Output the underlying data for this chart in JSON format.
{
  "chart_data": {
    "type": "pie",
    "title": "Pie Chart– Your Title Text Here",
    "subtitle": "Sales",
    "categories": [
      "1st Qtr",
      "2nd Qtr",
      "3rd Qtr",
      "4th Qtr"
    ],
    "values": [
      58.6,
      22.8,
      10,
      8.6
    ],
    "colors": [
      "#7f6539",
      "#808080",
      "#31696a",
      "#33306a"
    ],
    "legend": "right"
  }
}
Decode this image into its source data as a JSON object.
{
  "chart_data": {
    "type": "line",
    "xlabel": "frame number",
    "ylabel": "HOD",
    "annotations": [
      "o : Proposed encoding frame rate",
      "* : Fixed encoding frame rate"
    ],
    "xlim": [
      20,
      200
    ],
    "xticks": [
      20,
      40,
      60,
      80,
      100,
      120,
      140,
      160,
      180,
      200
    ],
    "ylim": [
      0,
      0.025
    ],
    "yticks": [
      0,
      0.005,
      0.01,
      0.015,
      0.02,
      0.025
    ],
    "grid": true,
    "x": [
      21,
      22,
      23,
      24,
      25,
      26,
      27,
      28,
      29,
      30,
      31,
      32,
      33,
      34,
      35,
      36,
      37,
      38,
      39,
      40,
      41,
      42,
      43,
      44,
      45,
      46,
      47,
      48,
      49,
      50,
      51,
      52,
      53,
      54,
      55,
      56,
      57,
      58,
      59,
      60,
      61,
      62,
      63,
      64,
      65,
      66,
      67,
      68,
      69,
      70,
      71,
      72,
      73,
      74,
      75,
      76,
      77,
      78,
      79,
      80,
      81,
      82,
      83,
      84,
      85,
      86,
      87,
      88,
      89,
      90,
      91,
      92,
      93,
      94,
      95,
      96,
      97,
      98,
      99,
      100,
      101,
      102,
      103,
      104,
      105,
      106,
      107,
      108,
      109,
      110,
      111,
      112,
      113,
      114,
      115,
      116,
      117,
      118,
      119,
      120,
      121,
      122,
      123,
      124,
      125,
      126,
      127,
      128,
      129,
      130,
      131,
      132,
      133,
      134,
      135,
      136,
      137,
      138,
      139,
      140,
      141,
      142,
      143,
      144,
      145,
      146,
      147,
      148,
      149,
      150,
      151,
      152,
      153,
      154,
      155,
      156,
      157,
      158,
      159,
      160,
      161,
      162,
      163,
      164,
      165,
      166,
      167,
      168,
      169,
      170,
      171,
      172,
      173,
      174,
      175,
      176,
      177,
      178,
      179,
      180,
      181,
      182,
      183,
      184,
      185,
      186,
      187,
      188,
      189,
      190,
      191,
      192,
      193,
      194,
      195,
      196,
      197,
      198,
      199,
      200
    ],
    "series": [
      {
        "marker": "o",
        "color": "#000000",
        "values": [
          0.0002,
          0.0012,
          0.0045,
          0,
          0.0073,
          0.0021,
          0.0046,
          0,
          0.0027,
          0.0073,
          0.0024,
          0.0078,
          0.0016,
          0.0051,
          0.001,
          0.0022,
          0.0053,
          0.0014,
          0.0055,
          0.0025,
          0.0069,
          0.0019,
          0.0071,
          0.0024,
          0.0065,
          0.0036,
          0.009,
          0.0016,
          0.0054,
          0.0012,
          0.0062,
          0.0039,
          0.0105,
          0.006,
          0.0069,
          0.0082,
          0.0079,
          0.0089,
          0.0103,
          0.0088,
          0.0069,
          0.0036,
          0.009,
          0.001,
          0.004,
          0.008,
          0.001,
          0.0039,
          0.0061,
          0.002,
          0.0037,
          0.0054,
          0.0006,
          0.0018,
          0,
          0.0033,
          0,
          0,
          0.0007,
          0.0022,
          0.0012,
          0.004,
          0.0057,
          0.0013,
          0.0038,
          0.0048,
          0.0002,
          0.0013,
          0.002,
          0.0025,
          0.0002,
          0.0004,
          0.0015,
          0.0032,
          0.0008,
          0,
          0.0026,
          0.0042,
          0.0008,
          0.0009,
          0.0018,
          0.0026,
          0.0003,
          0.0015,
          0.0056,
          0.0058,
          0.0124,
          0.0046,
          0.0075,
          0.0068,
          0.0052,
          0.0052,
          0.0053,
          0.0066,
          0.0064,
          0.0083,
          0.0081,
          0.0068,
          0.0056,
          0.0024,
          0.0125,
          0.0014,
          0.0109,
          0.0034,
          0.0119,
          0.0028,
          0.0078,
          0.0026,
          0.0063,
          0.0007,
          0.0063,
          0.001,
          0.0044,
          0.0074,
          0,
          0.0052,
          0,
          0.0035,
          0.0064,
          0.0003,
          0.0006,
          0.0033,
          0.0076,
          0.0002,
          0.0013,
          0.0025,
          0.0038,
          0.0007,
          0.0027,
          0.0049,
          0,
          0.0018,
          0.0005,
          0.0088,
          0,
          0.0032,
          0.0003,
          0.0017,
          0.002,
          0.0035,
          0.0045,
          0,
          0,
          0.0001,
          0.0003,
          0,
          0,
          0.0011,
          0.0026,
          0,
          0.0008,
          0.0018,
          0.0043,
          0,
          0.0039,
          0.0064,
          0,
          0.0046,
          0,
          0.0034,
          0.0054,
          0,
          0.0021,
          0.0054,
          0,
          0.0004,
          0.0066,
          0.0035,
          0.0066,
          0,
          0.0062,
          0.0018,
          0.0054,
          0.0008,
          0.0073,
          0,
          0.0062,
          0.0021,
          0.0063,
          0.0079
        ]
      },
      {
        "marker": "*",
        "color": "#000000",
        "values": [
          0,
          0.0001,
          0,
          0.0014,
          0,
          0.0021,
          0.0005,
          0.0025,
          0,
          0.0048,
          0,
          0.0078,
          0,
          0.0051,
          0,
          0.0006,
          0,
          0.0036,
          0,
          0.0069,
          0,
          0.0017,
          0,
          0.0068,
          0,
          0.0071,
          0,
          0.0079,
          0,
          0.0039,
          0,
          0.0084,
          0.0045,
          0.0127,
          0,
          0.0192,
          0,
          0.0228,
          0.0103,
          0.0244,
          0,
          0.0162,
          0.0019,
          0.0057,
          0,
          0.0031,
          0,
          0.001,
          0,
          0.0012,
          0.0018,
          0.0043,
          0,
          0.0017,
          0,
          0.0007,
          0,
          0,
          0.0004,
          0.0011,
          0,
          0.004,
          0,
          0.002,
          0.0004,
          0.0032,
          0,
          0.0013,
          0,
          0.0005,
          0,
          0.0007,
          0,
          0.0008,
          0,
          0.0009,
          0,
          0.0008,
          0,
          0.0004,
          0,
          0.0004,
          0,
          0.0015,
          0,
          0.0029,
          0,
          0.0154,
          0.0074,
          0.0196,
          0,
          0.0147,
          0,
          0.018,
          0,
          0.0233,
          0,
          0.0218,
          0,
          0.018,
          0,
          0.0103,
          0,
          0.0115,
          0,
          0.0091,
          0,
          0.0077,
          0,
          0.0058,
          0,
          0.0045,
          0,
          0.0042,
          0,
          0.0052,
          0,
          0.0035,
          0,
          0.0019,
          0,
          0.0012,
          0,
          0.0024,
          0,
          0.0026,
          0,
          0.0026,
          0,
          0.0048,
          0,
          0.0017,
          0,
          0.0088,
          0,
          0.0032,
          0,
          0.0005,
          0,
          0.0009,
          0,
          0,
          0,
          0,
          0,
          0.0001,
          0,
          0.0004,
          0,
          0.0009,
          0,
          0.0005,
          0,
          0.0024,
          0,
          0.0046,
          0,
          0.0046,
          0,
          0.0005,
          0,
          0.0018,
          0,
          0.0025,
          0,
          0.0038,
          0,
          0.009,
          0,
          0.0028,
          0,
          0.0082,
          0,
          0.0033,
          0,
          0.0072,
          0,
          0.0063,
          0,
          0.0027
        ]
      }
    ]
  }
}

-=-=-

*WHAT IS EXPECTED*
Please quote the records above exactly, without skipping a line.

*FINAL RESULT*
Output the underlying data for this chart in JSON format.
{
  "chart_data": {
    "type": "pie",
    "title": "Pie Chart– Your Title Text Here",
    "subtitle": "Sales",
    "categories": [
      "1st Qtr",
      "2nd Qtr",
      "3rd Qtr",
      "4th Qtr"
    ],
    "values": [
      58.6,
      22.8,
      10,
      8.6
    ],
    "colors": [
      "#7f6539",
      "#808080",
      "#31696a",
      "#33306a"
    ],
    "legend": "right"
  }
}
Decode this image into its source data as a JSON object.
{
  "chart_data": {
    "type": "line",
    "xlabel": "frame number",
    "ylabel": "HOD",
    "annotations": [
      "o : Proposed encoding frame rate",
      "* : Fixed encoding frame rate"
    ],
    "xlim": [
      20,
      200
    ],
    "xticks": [
      20,
      40,
      60,
      80,
      100,
      120,
      140,
      160,
      180,
      200
    ],
    "ylim": [
      0,
      0.025
    ],
    "yticks": [
      0,
      0.005,
      0.01,
      0.015,
      0.02,
      0.025
    ],
    "grid": true,
    "x": [
      21,
      22,
      23,
      24,
      25,
      26,
      27,
      28,
      29,
      30,
      31,
      32,
      33,
      34,
      35,
      36,
      37,
      38,
      39,
      40,
      41,
      42,
      43,
      44,
      45,
      46,
      47,
      48,
      49,
      50,
      51,
      52,
      53,
      54,
      55,
      56,
      57,
      58,
      59,
      60,
      61,
      62,
      63,
      64,
      65,
      66,
      67,
      68,
      69,
      70,
      71,
      72,
      73,
      74,
      75,
      76,
      77,
      78,
      79,
      80,
      81,
      82,
      83,
      84,
      85,
      86,
      87,
      88,
      89,
      90,
      91,
      92,
      93,
      94,
      95,
      96,
      97,
      98,
      99,
      100,
      101,
      102,
      103,
      104,
      105,
      106,
      107,
      108,
      109,
      110,
      111,
      112,
      113,
      114,
      115,
      116,
      117,
      118,
      119,
      120,
      121,
      122,
      123,
      124,
      125,
      126,
      127,
      128,
      129,
      130,
      131,
      132,
      133,
      134,
      135,
      136,
      137,
      138,
      139,
      140,
      141,
      142,
      143,
      144,
      145,
      146,
      147,
      148,
      149,
      150,
      151,
      152,
      153,
      154,
      155,
      156,
      157,
      158,
      159,
      160,
      161,
      162,
      163,
      164,
      165,
      166,
      167,
      168,
      169,
      170,
      171,
      172,
      173,
      174,
      175,
      176,
      177,
      178,
      179,
      180,
      181,
      182,
      183,
      184,
      185,
      186,
      187,
      188,
      189,
      190,
      191,
      192,
      193,
      194,
      195,
      196,
      197,
      198,
      199,
      200
    ],
    "series": [
      {
        "marker": "o",
        "color": "#000000",
        "values": [
          0.0002,
          0.0012,
          0.0045,
          0,
          0.0073,
          0.0021,
          0.0046,
          0,
          0.0027,
          0.0073,
          0.0024,
          0.0078,
          0.0016,
          0.0051,
          0.001,
          0.0022,
          0.0053,
          0.0014,
          0.0055,
          0.0025,
          0.0069,
          0.0019,
          0.0071,
          0.0024,
          0.0065,
          0.0036,
          0.009,
          0.0016,
          0.0054,
          0.0012,
          0.0062,
          0.0039,
          0.0105,
          0.006,
          0.0069,
          0.0082,
          0.0079,
          0.0089,
          0.0103,
          0.0088,
          0.0069,
          0.0036,
          0.009,
          0.001,
          0.004,
          0.008,
          0.001,
          0.0039,
          0.0061,
          0.002,
          0.0037,
          0.0054,
          0.0006,
          0.0018,
          0,
          0.0033,
          0,
          0,
          0.0007,
          0.0022,
          0.0012,
          0.004,
          0.0057,
          0.0013,
          0.0038,
          0.0048,
          0.0002,
          0.0013,
          0.002,
          0.0025,
          0.0002,
          0.0004,
          0.0015,
          0.0032,
          0.0008,
          0,
          0.0026,
          0.0042,
          0.0008,
          0.0009,
          0.0018,
          0.0026,
          0.0003,
          0.0015,
          0.0056,
          0.0058,
          0.0124,
          0.0046,
          0.0075,
          0.0068,
          0.0052,
          0.0052,
          0.0053,
          0.0066,
          0.0064,
          0.0083,
          0.0081,
          0.0068,
          0.0056,
          0.0024,
          0.0125,
          0.0014,
          0.0109,
          0.0034,
          0.0119,
          0.0028,
          0.0078,
          0.0026,
          0.0063,
          0.0007,
          0.0063,
          0.001,
          0.0044,
          0.0074,
          0,
          0.0052,
          0,
          0.0035,
          0.0064,
          0.0003,
          0.0006,
          0.0033,
          0.0076,
          0.0002,
          0.0013,
          0.0025,
          0.0038,
          0.0007,
          0.0027,
          0.0049,
          0,
          0.0018,
          0.0005,
          0.0088,
          0,
          0.0032,
          0.0003,
          0.0017,
          0.002,
          0.0035,
          0.0045,
          0,
          0,
          0.0001,
          0.0003,
          0,
          0,
          0.0011,
          0.0026,
          0,
          0.0008,
          0.0018,
          0.0043,
          0,
          0.0039,
          0.0064,
          0,
          0.0046,
          0,
          0.0034,
          0.0054,
          0,
          0.0021,
          0.0054,
          0,
          0.0004,
          0.0066,
          0.0035,
          0.0066,
          0,
          0.0062,
          0.0018,
          0.0054,
          0.0008,
          0.0073,
          0,
          0.0062,
          0.0021,
          0.0063,
          0.0079
        ]
      },
      {
        "marker": "*",
        "color": "#000000",
        "values": [
          0,
          0.0001,
          0,
          0.0014,
          0,
          0.0021,
          0.0005,
          0.0025,
          0,
          0.0048,
          0,
          0.0078,
          0,
          0.0051,
          0,
          0.0006,
          0,
          0.0036,
          0,
          0.0069,
          0,
          0.0017,
          0,
          0.0068,
          0,
          0.0071,
          0,
          0.0079,
          0,
          0.0039,
          0,
          0.0084,
          0.0045,
          0.0127,
          0,
          0.0192,
          0,
          0.0228,
          0.0103,
          0.0244,
          0,
          0.0162,
          0.0019,
          0.0057,
          0,
          0.0031,
          0,
          0.001,
          0,
          0.0012,
          0.0018,
          0.0043,
          0,
          0.0017,
          0,
          0.0007,
          0,
          0,
          0.0004,
          0.0011,
          0,
          0.004,
          0,
          0.002,
          0.0004,
          0.0032,
          0,
          0.0013,
          0,
          0.0005,
          0,
          0.0007,
          0,
          0.0008,
          0,
          0.0009,
          0,
          0.0008,
          0,
          0.0004,
          0,
          0.0004,
          0,
          0.0015,
          0,
          0.0029,
          0,
          0.0154,
          0.0074,
          0.0196,
          0,
          0.0147,
          0,
          0.018,
          0,
          0.0233,
          0,
          0.0218,
          0,
          0.018,
          0,
          0.0103,
          0,
          0.0115,
          0,
          0.0091,
          0,
          0.0077,
          0,
          0.0058,
          0,
          0.0045,
          0,
          0.0042,
          0,
          0.0052,
          0,
          0.0035,
          0,
          0.0019,
          0,
          0.0012,
          0,
          0.0024,
          0,
          0.0026,
          0,
          0.0026,
          0,
          0.0048,
          0,
          0.0017,
          0,
          0.0088,
          0,
          0.0032,
          0,
          0.0005,
          0,
          0.0009,
          0,
          0,
          0,
          0,
          0,
          0.0001,
          0,
          0.0004,
          0,
          0.0009,
          0,
          0.0005,
          0,
          0.0024,
          0,
          0.0046,
          0,
          0.0046,
          0,
          0.0005,
          0,
          0.0018,
          0,
          0.0025,
          0,
          0.0038,
          0,
          0.009,
          0,
          0.0028,
          0,
          0.0082,
          0,
          0.0033,
          0,
          0.0072,
          0,
          0.0063,
          0,
          0.0027
        ]
      }
    ]
  }
}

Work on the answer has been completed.